__Text segment__:
----
My First Year On My Own In Review (2012) - clarky07
http://www.entrelife.com/2013/01/my-first-year-on-my-own-in-review-2012.html

======
harshathlete
Great post. As for consulting, I have had some really awful experiences and
some really good ones.... Here are some tips that might help you with your
2013 goal to consult more.. 1\. Unless its an established client, take at
least a 10-20% fee up-front once you and the client AGREE ( as in, they agree
in writing by email or on paper ) on the requirements. 2\. Then take 50% of
the balance upon demo when the client agrees that the app is up to their
liking followed by the remaning 50% on app launch.

Of course, you can vary the percentages to you liking but this has worked
great for me so far...

Where I went wrong was being too eager to get the business and getting started
on a project without getting any money upfront.

If they are serious about the project and generally a professional entity (
person/business ) they will pay upfront..otherwise run like hell.

You will obviously make a few mistakes along the way but you will get the idea
of filtering clients the more you consult.
----
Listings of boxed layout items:
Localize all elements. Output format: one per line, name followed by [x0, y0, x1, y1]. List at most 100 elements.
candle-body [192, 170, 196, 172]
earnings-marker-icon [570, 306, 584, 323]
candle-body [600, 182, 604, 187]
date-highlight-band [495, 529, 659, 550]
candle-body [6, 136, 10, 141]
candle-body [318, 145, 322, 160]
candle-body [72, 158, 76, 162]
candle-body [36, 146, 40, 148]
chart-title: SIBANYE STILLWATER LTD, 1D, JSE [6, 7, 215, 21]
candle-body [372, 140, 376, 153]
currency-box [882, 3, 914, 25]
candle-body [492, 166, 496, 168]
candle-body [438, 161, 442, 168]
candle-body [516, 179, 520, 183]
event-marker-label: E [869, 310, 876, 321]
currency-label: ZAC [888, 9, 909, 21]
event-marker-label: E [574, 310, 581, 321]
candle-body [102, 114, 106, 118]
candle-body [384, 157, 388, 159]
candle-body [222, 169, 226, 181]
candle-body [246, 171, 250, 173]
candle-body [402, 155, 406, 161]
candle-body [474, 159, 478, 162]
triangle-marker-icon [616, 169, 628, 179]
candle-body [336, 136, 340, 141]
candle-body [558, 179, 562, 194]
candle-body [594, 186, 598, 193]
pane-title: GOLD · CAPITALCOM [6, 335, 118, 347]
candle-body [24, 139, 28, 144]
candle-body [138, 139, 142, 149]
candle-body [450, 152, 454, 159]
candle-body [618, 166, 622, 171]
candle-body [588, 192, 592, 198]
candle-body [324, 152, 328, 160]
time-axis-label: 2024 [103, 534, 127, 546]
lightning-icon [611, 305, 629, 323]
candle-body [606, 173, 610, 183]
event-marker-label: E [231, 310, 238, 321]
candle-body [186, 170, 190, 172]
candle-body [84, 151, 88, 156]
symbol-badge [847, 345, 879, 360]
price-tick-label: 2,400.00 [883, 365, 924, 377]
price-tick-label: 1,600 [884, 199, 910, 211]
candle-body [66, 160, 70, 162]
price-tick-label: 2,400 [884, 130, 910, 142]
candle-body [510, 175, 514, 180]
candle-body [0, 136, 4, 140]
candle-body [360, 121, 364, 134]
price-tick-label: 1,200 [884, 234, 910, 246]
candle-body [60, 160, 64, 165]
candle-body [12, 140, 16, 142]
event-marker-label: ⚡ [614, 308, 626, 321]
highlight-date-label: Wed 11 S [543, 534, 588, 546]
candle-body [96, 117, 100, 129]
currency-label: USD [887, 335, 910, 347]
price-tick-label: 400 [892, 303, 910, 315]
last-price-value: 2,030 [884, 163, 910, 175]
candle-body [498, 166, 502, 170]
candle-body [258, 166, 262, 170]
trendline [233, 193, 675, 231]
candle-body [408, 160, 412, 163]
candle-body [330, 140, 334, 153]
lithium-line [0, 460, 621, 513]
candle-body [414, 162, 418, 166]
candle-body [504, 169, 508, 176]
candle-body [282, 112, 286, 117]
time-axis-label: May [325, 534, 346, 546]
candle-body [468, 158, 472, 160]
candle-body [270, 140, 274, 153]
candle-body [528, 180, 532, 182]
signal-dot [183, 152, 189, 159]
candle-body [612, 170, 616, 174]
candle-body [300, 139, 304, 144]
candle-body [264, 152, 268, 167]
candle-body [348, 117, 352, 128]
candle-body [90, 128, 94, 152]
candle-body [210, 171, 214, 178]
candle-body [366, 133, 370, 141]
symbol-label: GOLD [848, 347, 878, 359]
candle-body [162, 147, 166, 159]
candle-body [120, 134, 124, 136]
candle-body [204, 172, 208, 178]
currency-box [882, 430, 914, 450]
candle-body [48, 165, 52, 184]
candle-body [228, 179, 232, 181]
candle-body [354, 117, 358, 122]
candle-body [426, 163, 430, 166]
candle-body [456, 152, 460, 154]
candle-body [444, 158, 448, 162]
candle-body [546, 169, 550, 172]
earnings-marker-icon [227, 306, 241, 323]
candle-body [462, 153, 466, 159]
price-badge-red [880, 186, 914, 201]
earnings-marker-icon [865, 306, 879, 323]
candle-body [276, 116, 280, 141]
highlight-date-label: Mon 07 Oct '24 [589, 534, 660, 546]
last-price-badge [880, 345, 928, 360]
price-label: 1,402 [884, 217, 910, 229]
----
__Work to do__:
a. In the consulting forum thread, what up-front fee does the commenter recommend taking from a client who is not already established?
b. Please reproduce the records word for word, from their first line through the line holding "candle-body [102, 114, 106, 118]", inclusive.

__Answers for the exercise__:
a. At least a 10-20% fee up front, once the client agrees to the requirements in writing.

b.
Localize all elements. Output format: one per line, name followed by [x0, y0, x1, y1]. List at most 100 elements.
candle-body [192, 170, 196, 172]
earnings-marker-icon [570, 306, 584, 323]
candle-body [600, 182, 604, 187]
date-highlight-band [495, 529, 659, 550]
candle-body [6, 136, 10, 141]
candle-body [318, 145, 322, 160]
candle-body [72, 158, 76, 162]
candle-body [36, 146, 40, 148]
chart-title: SIBANYE STILLWATER LTD, 1D, JSE [6, 7, 215, 21]
candle-body [372, 140, 376, 153]
currency-box [882, 3, 914, 25]
candle-body [492, 166, 496, 168]
candle-body [438, 161, 442, 168]
candle-body [516, 179, 520, 183]
event-marker-label: E [869, 310, 876, 321]
currency-label: ZAC [888, 9, 909, 21]
event-marker-label: E [574, 310, 581, 321]
candle-body [102, 114, 106, 118]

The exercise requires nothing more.